··· Data to process
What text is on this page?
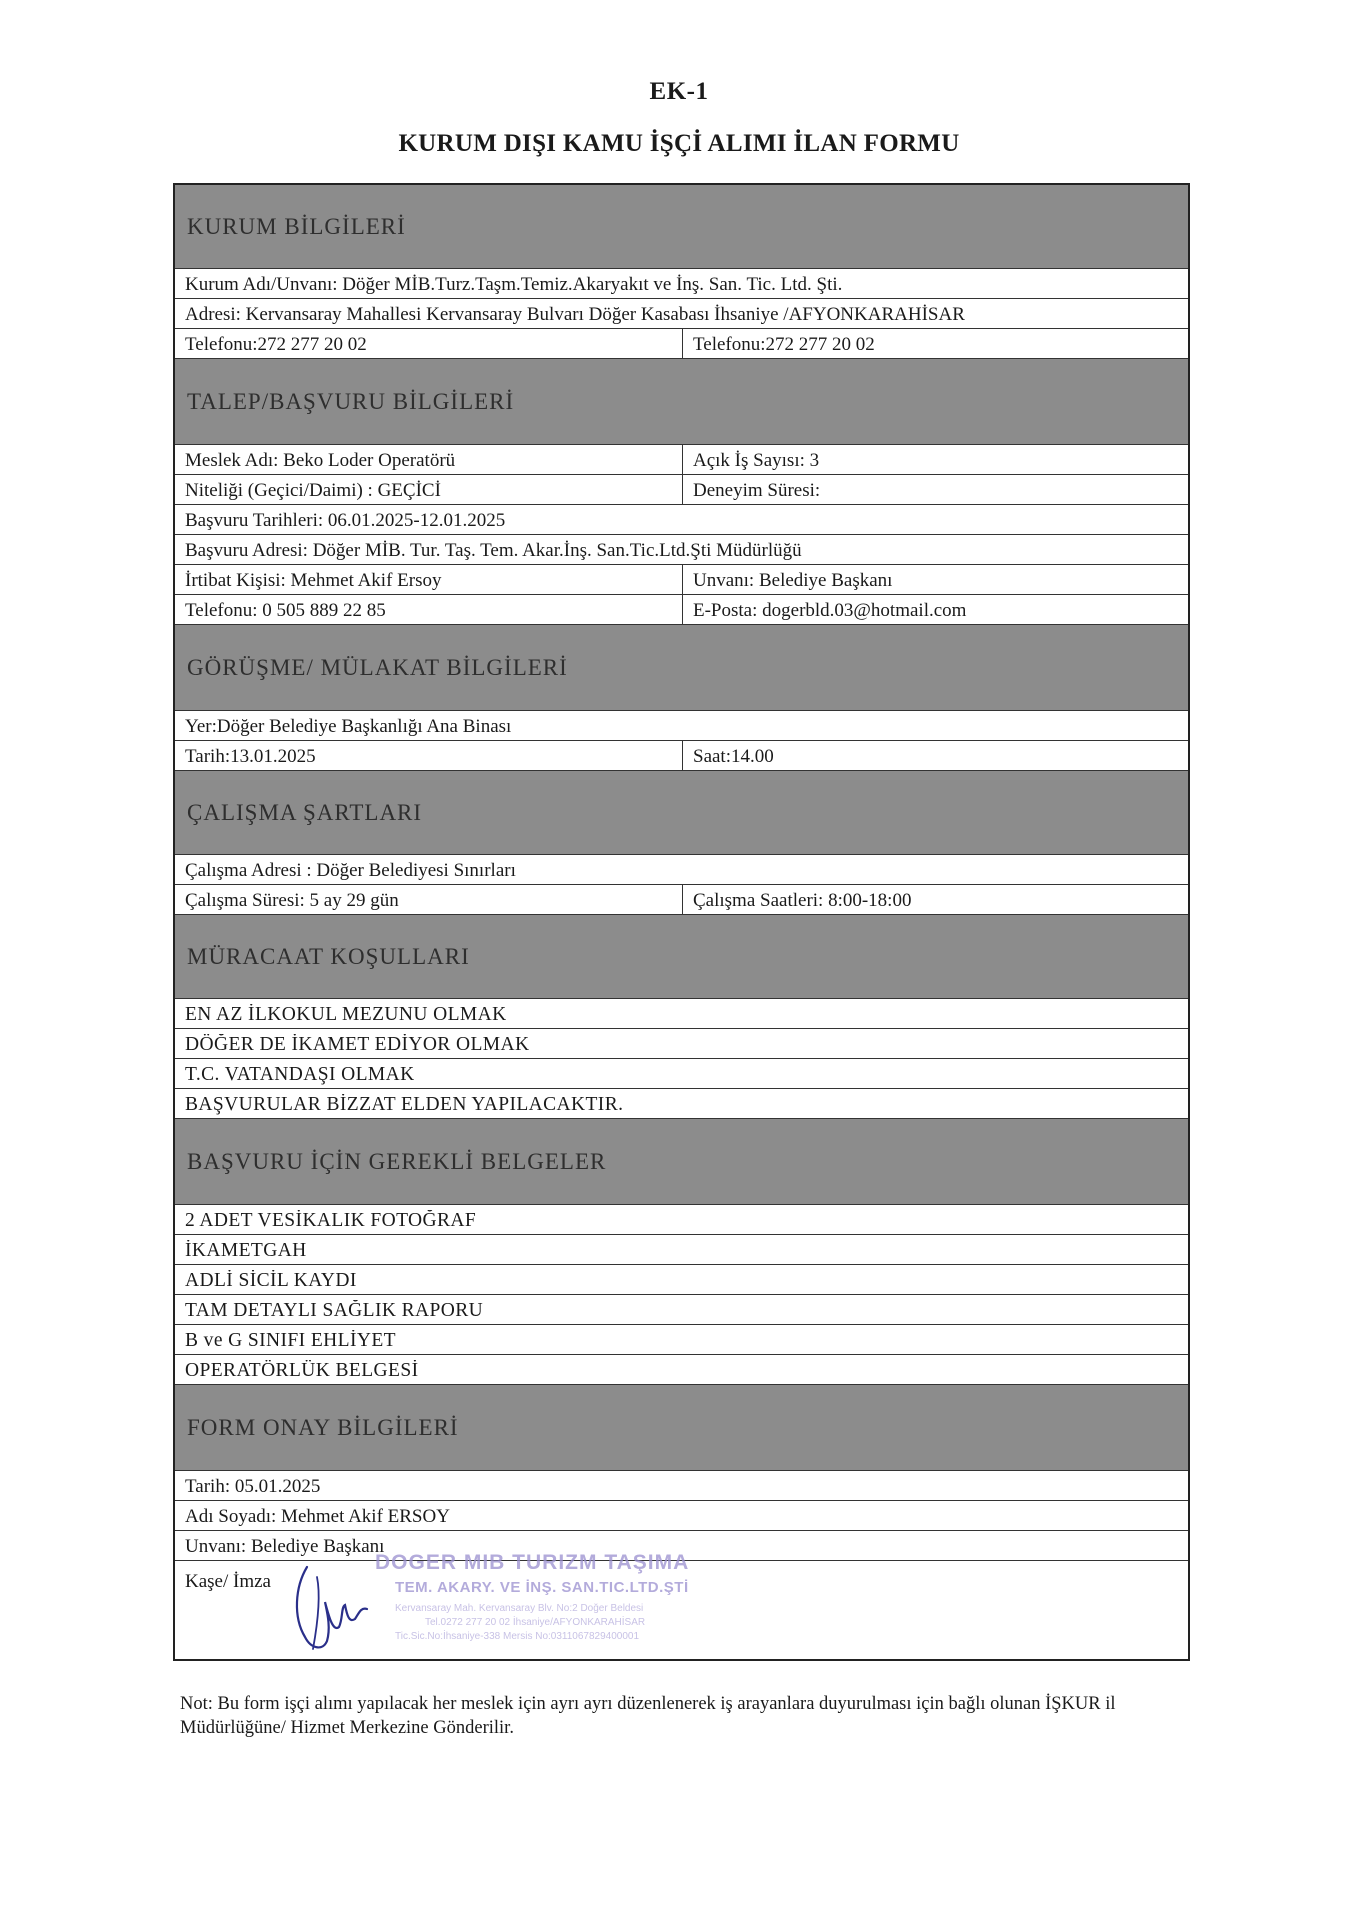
EK-1
KURUM DIŞI KAMU İŞÇİ ALIMI İLAN FORMU
KURUM BİLGİLERİ
Kurum Adı/Unvanı: Döğer MİB.Turz.Taşm.Temiz.Akaryakıt ve İnş. San. Tic. Ltd. Şti.
Adresi: Kervansaray Mahallesi Kervansaray Bulvarı Döğer Kasabası İhsaniye /AFYONKARAHİSAR
Telefonu:272 277 20 02	Telefonu:272 277 20 02
TALEP/BAŞVURU BİLGİLERİ
Meslek Adı: Beko Loder Operatörü	Açık İş Sayısı: 3
Niteliği (Geçici/Daimi) : GEÇİCİ	Deneyim Süresi:
Başvuru Tarihleri: 06.01.2025-12.01.2025
Başvuru Adresi: Döğer MİB. Tur. Taş. Tem. Akar.İnş. San.Tic.Ltd.Şti Müdürlüğü
İrtibat Kişisi: Mehmet Akif Ersoy	Unvanı: Belediye Başkanı
Telefonu: 0 505 889 22 85	E-Posta: dogerbld.03@hotmail.com
GÖRÜŞME/ MÜLAKAT BİLGİLERİ
Yer:Döğer Belediye Başkanlığı Ana Binası
Tarih:13.01.2025	Saat:14.00
ÇALIŞMA ŞARTLARI
Çalışma Adresi : Döğer Belediyesi Sınırları
Çalışma Süresi: 5 ay 29 gün	Çalışma Saatleri: 8:00-18:00
MÜRACAAT KOŞULLARI
EN AZ İLKOKUL MEZUNU OLMAK
DÖĞER DE İKAMET EDİYOR OLMAK
T.C. VATANDAŞI OLMAK
BAŞVURULAR BİZZAT ELDEN YAPILACAKTIR.
BAŞVURU İÇİN GEREKLİ BELGELER
2 ADET VESİKALIK FOTOĞRAF
İKAMETGAH
ADLİ SİCİL KAYDI
TAM DETAYLI SAĞLIK RAPORU
B ve G SINIFI EHLİYET
OPERATÖRLÜK BELGESİ
FORM ONAY BİLGİLERİ
Tarih: 05.01.2025
Adı Soyadı: Mehmet Akif ERSOY
Unvanı: Belediye Başkanı
Kaşe/ İmza
DOGER MIB TURIZM TAŞIMA
TEM. AKARY. VE İNŞ. SAN.TIC.LTD.ŞTİ
Kervansaray Mah. Kervansaray Blv. No:2 Doğer Beldesi
Tel.0272 277 20 02 İhsaniye/AFYONKARAHİSAR
Tic.Sic.No:İhsaniye-338 Mersis No:0311067829400001
Not: Bu form işçi alımı yapılacak her meslek için ayrı ayrı düzenlenerek iş arayanlara duyurulması için bağlı olunan İŞKUR il Müdürlüğüne/ Hizmet Merkezine Gönderilir.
······
Scan the material and collect every line that contains "Mehmet".

*The solution:*
İrtibat Kişisi: Mehmet Akif Ersoy	Unvanı: Belediye Başkanı
Adı Soyadı: Mehmet Akif ERSOY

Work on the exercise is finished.